**What the task asks**
Extract each line containing the string "time".

**Data shown**
- - - -

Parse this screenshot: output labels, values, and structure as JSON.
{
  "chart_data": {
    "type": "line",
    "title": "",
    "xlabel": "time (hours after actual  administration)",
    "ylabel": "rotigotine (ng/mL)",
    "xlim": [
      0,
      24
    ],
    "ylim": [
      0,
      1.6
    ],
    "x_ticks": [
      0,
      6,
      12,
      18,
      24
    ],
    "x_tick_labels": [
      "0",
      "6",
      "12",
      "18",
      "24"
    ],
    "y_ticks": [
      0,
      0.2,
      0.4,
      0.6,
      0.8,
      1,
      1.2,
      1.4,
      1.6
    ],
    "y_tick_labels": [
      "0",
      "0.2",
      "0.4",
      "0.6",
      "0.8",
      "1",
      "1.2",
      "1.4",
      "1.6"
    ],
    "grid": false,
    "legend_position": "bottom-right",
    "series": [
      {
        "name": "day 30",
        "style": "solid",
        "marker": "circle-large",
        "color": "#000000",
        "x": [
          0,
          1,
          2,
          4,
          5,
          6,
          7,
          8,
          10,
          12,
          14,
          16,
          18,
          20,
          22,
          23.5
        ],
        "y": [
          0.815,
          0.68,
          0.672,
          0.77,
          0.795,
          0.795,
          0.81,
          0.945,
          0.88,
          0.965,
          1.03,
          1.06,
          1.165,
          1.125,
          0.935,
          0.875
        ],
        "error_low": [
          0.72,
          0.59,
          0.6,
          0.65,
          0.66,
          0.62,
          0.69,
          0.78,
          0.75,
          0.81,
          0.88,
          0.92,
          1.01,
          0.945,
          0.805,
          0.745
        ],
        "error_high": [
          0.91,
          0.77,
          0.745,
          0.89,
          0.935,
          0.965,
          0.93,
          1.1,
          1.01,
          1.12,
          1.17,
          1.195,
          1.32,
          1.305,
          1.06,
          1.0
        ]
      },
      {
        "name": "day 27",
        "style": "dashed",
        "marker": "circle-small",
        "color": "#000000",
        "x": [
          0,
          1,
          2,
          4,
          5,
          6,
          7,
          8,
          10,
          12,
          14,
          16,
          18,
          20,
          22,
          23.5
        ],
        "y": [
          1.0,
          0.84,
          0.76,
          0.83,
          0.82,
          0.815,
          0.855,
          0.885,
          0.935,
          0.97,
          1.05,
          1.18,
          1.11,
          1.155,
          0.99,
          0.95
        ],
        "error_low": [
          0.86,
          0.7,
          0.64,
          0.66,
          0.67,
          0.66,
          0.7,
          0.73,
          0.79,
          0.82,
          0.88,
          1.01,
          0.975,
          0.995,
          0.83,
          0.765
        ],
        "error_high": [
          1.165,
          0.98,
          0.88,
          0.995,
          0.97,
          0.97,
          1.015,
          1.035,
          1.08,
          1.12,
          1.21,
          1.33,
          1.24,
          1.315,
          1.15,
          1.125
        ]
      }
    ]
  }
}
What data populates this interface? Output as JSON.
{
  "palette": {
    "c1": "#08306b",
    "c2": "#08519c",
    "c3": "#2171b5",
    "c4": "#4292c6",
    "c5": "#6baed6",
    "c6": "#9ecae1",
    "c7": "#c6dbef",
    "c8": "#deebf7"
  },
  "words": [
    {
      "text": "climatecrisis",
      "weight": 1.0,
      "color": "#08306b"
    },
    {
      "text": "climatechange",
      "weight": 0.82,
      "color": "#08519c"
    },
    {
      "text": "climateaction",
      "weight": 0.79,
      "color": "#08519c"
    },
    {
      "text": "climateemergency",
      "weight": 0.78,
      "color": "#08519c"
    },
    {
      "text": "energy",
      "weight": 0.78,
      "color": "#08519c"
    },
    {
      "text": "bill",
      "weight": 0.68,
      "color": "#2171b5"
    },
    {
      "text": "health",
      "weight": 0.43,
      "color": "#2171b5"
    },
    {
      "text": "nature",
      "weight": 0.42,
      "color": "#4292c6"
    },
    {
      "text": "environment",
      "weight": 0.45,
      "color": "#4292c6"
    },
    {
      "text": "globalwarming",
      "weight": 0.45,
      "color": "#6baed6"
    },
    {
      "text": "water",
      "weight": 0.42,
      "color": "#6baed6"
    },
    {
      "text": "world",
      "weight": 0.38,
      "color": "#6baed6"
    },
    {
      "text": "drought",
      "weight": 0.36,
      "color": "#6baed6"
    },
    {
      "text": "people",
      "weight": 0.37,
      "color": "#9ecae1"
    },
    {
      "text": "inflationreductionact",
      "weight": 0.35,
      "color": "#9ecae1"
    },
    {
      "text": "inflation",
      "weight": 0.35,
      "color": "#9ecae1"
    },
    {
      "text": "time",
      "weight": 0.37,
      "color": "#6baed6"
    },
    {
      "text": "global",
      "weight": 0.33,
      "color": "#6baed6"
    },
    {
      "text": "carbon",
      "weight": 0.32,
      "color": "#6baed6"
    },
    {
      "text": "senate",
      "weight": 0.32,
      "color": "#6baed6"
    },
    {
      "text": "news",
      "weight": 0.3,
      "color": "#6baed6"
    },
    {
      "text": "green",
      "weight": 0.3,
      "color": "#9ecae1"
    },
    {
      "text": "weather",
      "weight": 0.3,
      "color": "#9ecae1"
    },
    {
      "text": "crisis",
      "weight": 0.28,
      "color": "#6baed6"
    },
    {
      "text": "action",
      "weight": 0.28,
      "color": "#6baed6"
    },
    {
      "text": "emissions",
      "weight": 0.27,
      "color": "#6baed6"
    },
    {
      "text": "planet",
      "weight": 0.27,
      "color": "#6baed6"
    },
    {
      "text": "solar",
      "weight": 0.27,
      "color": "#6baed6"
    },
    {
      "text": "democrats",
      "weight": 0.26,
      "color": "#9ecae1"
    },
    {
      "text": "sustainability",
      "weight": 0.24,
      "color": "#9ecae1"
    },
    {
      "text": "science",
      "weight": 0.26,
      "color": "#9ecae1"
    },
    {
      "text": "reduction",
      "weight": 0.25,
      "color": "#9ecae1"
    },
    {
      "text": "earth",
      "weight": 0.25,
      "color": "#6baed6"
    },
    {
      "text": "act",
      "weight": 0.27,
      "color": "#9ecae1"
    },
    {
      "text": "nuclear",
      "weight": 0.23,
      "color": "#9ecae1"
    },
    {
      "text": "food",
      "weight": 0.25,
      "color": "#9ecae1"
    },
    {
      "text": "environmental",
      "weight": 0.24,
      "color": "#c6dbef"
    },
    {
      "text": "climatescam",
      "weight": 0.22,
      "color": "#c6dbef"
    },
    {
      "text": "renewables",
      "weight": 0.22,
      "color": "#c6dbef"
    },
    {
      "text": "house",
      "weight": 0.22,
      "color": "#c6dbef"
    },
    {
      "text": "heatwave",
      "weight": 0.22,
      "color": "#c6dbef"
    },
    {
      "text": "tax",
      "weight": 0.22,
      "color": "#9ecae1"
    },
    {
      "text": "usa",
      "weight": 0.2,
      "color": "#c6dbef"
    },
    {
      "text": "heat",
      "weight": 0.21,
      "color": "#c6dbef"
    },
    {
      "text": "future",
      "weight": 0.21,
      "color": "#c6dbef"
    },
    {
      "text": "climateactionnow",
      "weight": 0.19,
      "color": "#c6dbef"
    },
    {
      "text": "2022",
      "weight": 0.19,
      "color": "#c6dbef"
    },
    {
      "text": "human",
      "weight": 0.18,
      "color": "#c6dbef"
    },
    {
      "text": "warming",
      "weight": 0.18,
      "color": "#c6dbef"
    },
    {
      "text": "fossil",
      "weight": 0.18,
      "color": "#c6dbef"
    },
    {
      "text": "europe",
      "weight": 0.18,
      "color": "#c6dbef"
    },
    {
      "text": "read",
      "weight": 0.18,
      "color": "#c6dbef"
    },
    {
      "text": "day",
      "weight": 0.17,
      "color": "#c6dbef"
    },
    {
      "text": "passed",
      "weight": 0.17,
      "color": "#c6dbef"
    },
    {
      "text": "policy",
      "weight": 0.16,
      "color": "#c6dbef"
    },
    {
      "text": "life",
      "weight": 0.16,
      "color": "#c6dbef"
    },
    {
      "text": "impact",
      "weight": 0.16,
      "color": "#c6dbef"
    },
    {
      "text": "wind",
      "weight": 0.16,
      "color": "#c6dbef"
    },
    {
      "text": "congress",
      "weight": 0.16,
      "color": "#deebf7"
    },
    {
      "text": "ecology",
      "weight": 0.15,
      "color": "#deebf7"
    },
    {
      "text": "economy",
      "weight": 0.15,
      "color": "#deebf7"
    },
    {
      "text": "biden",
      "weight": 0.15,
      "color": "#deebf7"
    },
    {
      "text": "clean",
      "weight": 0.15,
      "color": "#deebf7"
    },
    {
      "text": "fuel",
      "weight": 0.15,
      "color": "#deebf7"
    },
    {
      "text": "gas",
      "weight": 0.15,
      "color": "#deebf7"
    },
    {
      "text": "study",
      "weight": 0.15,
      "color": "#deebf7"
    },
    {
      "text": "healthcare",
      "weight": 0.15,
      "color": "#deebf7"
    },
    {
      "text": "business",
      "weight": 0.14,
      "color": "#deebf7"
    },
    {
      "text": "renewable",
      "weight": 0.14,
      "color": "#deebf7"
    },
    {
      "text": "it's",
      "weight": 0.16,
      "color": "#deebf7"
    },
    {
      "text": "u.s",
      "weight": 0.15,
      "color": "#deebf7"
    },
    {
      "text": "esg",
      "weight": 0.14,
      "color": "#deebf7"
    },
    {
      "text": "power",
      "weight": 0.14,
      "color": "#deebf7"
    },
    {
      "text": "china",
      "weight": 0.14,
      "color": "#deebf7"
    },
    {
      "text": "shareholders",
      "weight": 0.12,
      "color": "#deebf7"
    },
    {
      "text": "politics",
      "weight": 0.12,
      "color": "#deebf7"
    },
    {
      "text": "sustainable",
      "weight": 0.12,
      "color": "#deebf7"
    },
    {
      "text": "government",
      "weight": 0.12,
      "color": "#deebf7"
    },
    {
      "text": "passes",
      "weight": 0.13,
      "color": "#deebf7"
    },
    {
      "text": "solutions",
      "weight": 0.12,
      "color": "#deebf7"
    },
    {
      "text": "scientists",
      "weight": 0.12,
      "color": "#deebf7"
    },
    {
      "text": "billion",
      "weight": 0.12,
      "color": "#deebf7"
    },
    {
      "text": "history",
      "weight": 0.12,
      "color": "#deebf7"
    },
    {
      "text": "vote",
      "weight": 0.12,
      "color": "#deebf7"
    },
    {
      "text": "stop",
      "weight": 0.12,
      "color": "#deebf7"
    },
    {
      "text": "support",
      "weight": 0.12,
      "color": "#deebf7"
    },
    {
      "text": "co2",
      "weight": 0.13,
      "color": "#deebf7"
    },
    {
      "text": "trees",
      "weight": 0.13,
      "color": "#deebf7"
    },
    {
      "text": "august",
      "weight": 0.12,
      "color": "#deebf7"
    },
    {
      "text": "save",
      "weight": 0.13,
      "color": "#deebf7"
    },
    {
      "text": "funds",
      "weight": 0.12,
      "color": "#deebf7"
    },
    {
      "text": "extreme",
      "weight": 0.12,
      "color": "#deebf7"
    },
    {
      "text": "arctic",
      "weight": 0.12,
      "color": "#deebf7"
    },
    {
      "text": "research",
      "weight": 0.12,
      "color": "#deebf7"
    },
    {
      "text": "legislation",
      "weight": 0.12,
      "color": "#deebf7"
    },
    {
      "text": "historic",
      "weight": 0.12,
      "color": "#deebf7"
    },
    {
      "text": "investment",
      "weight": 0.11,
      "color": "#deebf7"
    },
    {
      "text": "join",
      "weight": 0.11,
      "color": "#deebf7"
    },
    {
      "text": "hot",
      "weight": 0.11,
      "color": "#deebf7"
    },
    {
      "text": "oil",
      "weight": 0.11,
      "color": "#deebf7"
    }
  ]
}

- - - -

**Expected answer**
    "xlabel": "time (hours after actual  administration)",
      "text": "time",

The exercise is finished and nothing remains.